■ **Aim**:
Leave out the pictures and return every entry exactly as it appears.

■ **Data shown**:
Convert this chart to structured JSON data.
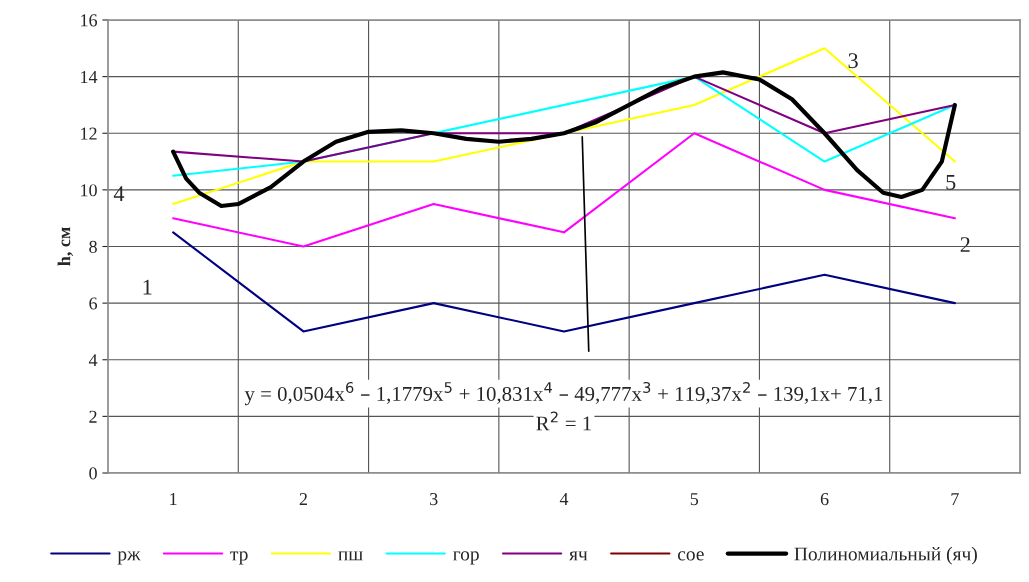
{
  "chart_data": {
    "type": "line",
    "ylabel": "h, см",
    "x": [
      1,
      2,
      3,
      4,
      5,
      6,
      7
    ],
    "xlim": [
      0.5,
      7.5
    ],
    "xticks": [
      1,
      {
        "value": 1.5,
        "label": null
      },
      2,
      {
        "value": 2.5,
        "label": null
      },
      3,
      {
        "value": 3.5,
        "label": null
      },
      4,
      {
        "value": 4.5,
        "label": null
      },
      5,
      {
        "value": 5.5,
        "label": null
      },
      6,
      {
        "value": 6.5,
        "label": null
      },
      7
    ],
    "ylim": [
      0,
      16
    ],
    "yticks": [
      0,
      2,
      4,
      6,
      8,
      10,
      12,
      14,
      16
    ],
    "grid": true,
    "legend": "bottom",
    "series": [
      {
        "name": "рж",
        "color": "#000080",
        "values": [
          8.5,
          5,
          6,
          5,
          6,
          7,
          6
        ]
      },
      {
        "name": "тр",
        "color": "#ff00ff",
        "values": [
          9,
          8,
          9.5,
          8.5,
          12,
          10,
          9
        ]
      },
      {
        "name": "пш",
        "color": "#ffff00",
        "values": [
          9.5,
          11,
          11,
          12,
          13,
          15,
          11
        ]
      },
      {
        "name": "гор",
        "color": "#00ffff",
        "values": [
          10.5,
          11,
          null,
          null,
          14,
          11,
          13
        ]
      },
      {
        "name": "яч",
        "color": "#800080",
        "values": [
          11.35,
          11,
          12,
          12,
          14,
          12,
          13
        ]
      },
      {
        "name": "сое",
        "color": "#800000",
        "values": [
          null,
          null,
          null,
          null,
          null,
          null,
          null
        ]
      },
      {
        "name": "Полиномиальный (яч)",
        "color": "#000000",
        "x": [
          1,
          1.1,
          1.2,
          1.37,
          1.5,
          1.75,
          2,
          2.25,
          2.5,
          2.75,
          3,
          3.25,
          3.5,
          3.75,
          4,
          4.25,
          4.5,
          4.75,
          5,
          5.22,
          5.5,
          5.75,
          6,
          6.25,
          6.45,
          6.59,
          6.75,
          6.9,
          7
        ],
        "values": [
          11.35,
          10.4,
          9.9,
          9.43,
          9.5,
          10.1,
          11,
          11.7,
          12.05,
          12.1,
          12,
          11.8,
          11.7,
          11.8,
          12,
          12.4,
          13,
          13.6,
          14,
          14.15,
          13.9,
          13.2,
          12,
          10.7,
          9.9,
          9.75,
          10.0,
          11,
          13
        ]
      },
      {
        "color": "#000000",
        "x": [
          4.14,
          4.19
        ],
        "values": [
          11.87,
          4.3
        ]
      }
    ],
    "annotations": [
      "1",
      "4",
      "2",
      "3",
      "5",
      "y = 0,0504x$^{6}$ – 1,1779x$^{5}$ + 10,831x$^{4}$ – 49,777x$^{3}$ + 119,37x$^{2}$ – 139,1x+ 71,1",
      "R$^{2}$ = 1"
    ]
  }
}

■ **Exercise solution**:
Convert this chart to structured JSON data.
{
  "chart_data": {
    "type": "line",
    "ylabel": "h, см",
    "x": [
      1,
      2,
      3,
      4,
      5,
      6,
      7
    ],
    "xlim": [
      0.5,
      7.5
    ],
    "xticks": [
      1,
      {
        "value": 1.5,
        "label": null
      },
      2,
      {
        "value": 2.5,
        "label": null
      },
      3,
      {
        "value": 3.5,
        "label": null
      },
      4,
      {
        "value": 4.5,
        "label": null
      },
      5,
      {
        "value": 5.5,
        "label": null
      },
      6,
      {
        "value": 6.5,
        "label": null
      },
      7
    ],
    "ylim": [
      0,
      16
    ],
    "yticks": [
      0,
      2,
      4,
      6,
      8,
      10,
      12,
      14,
      16
    ],
    "grid": true,
    "legend": "bottom",
    "series": [
      {
        "name": "рж",
        "color": "#000080",
        "values": [
          8.5,
          5,
          6,
          5,
          6,
          7,
          6
        ]
      },
      {
        "name": "тр",
        "color": "#ff00ff",
        "values": [
          9,
          8,
          9.5,
          8.5,
          12,
          10,
          9
        ]
      },
      {
        "name": "пш",
        "color": "#ffff00",
        "values": [
          9.5,
          11,
          11,
          12,
          13,
          15,
          11
        ]
      },
      {
        "name": "гор",
        "color": "#00ffff",
        "values": [
          10.5,
          11,
          null,
          null,
          14,
          11,
          13
        ]
      },
      {
        "name": "яч",
        "color": "#800080",
        "values": [
          11.35,
          11,
          12,
          12,
          14,
          12,
          13
        ]
      },
      {
        "name": "сое",
        "color": "#800000",
        "values": [
          null,
          null,
          null,
          null,
          null,
          null,
          null
        ]
      },
      {
        "name": "Полиномиальный (яч)",
        "color": "#000000",
        "x": [
          1,
          1.1,
          1.2,
          1.37,
          1.5,
          1.75,
          2,
          2.25,
          2.5,
          2.75,
          3,
          3.25,
          3.5,
          3.75,
          4,
          4.25,
          4.5,
          4.75,
          5,
          5.22,
          5.5,
          5.75,
          6,
          6.25,
          6.45,
          6.59,
          6.75,
          6.9,
          7
        ],
        "values": [
          11.35,
          10.4,
          9.9,
          9.43,
          9.5,
          10.1,
          11,
          11.7,
          12.05,
          12.1,
          12,
          11.8,
          11.7,
          11.8,
          12,
          12.4,
          13,
          13.6,
          14,
          14.15,
          13.9,
          13.2,
          12,
          10.7,
          9.9,
          9.75,
          10.0,
          11,
          13
        ]
      },
      {
        "color": "#000000",
        "x": [
          4.14,
          4.19
        ],
        "values": [
          11.87,
          4.3
        ]
      }
    ],
    "annotations": [
      "1",
      "4",
      "2",
      "3",
      "5",
      "y = 0,0504x$^{6}$ – 1,1779x$^{5}$ + 10,831x$^{4}$ – 49,777x$^{3}$ + 119,37x$^{2}$ – 139,1x+ 71,1",
      "R$^{2}$ = 1"
    ]
  }
}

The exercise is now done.